Check each line below for the word "Diagrama" and give the number of lines that have it, nothing more.

[Dataset entries]
◇ ◇ ◇ ◇ ◇
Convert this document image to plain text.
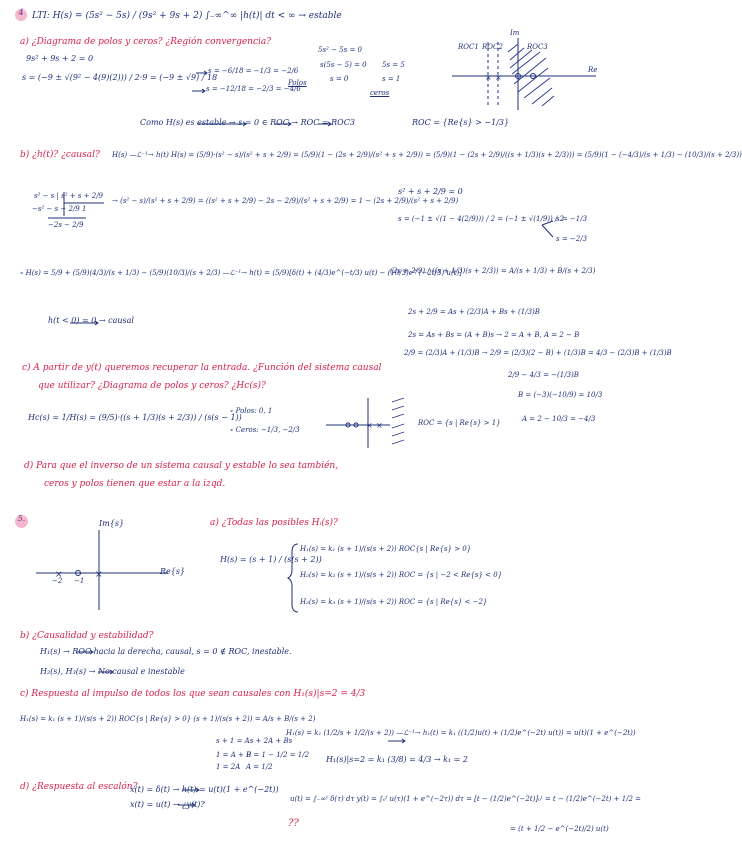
× ×
× ×
×	×
4 LTI: H(s) = (5s² − 5s) / (9s² + 9s + 2) ∫₋∞^∞ |h(t)| dt < ∞ → estable
a) ¿Diagrama de polos y ceros? ¿Región convergencia?
9s² + 9s + 2 = 0
s = (−9 ± √(9² − 4(9)(2))) / 2·9 = (−9 ± √9) / 18
s = −6/18 = −1/3 = −2/6
s = −12/18 = −2/3 = −4/6
Polos
5s² − 5s = 0
s(5s − 5) = 0
s = 0
5s = 5
s = 1
ceros
ROC1 ROC2	ROC3
Im
Re
Como H(s) es estable → s = 0 ∈ ROC → ROC = ROC3	ROC = {Re{s} > −1/3}
b) ¿h(t)? ¿causal? H(s) —ℒ⁻¹→ h(t) H(s) = (5/9)·(s² − s)/(s² + s + 2/9) = (5/9)(1 − (2s + 2/9)/(s² + s + 2/9)) = (5/9)(1 − (2s + 2/9)/((s + 1/3)(s + 2/3))) = (5/9)(1 − (−4/3)/(s + 1/3) − (10/3)/(s + 2/3))
s² − s | s² + s + 2/9
−s² − s − 2/9 1
−2s − 2/9
→ (s² − s)/(s² + s + 2/9) = ((s² + s + 2/9) − 2s − 2/9)/(s² + s + 2/9) = 1 − (2s + 2/9)/(s² + s + 2/9)
s² + s + 2/9 = 0
s = (−1 ± √(1 − 4(2/9))) / 2 = (−1 ± √(1/9)) / 2
s = −1/3
s = −2/3
∘ H(s) = 5/9 + (5/9)(4/3)/(s + 1/3) − (5/9)(10/3)/(s + 2/3) —ℒ⁻¹→ h(t) = (5/9)[δ(t) + (4/3)e^(−t/3) u(t) − (10/3)e^(−2t/3) u(t)]
(2s + 2/9) / ((s + 1/3)(s + 2/3)) = A/(s + 1/3) + B/(s + 2/3)
2s + 2/9 = As + (2/3)A + Bs + (1/3)B
2s = As + Bs = (A + B)s → 2 = A + B, A = 2 − B
2/9 = (2/3)A + (1/3)B → 2/9 = (2/3)(2 − B) + (1/3)B = 4/3 − (2/3)B + (1/3)B
2/9 − 4/3 = −(1/3)B
B = (−3)(−10/9) = 10/3
A = 2 − 10/3 = −4/3
h(t < 0) = 0 → causal
c) A partir de y(t) queremos recuperar la entrada. ¿Función del sistema causal
que utilizar? ¿Diagrama de polos y ceros? ¿Hc(s)?
Hc(s) = 1/H(s) = (9/5)·((s + 1/3)(s + 2/3)) / (s(s − 1))
∘ Polos: 0, 1
∘ Ceros: −1/3, −2/3
ROC = {s | Re{s} > 1}
d) Para que el inverso de un sistema causal y estable lo sea también,
ceros y polos tienen que estar a la izqd.
5.
Im{s}
Re{s}
−2 −1
a) ¿Todas las posibles Hᵢ(s)?
H(s) = (s + 1) / (s(s + 2))
H₁(s) = k₁ (s + 1)/(s(s + 2)) ROC{s | Re{s} > 0}
H₂(s) = k₂ (s + 1)/(s(s + 2)) ROC = {s | −2 < Re{s} < 0}
H₃(s) = k₃ (s + 1)/(s(s + 2)) ROC = {s | Re{s} < −2}
b) ¿Causalidad y estabilidad?
H₁(s) → ROC hacia la derecha, causal, s = 0 ∉ ROC, inestable.
H₂(s), H₃(s) → No causal e inestable
c) Respuesta al impulso de todos los que sean causales con H₁(s)|s=2 = 4/3
H₁(s) = k₁ (s + 1)/(s(s + 2)) ROC{s | Re{s} > 0} (s + 1)/(s(s + 2)) = A/s + B/(s + 2)
s + 1 = As + 2A + Bs
1 = A + B
1 = 2A
B = 1 − 1/2 = 1/2
A = 1/2
H₁(s) = k₁ (1/2/s + 1/2/(s + 2)) —ℒ⁻¹→ h₁(t) = k₁ ((1/2)u(t) + (1/2)e^(−2t) u(t)) = u(t)(1 + e^(−2t))
H₁(s)|s=2 = k₁ (3/8) = 4/3 → k₁ = 2
d) ¿Respuesta al escalón?
x(t) = δ(t) → h(t) = u(t)(1 + e^(−2t))
x(t) = u(t) → ¿y(t)?
u(t) = ∫₋∞ᵗ δ(τ) dτ y(t) = ∫₀ᵗ u(τ)(1 + e^(−2τ)) dτ = [t − (1/2)e^(−2t)]₀ᵗ = t − (1/2)e^(−2t) + 1/2 =
= (t + 1/2 − e^(−2t)/2) u(t)
??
◇ ◇ ◇ ◇ ◇
Complete response: 2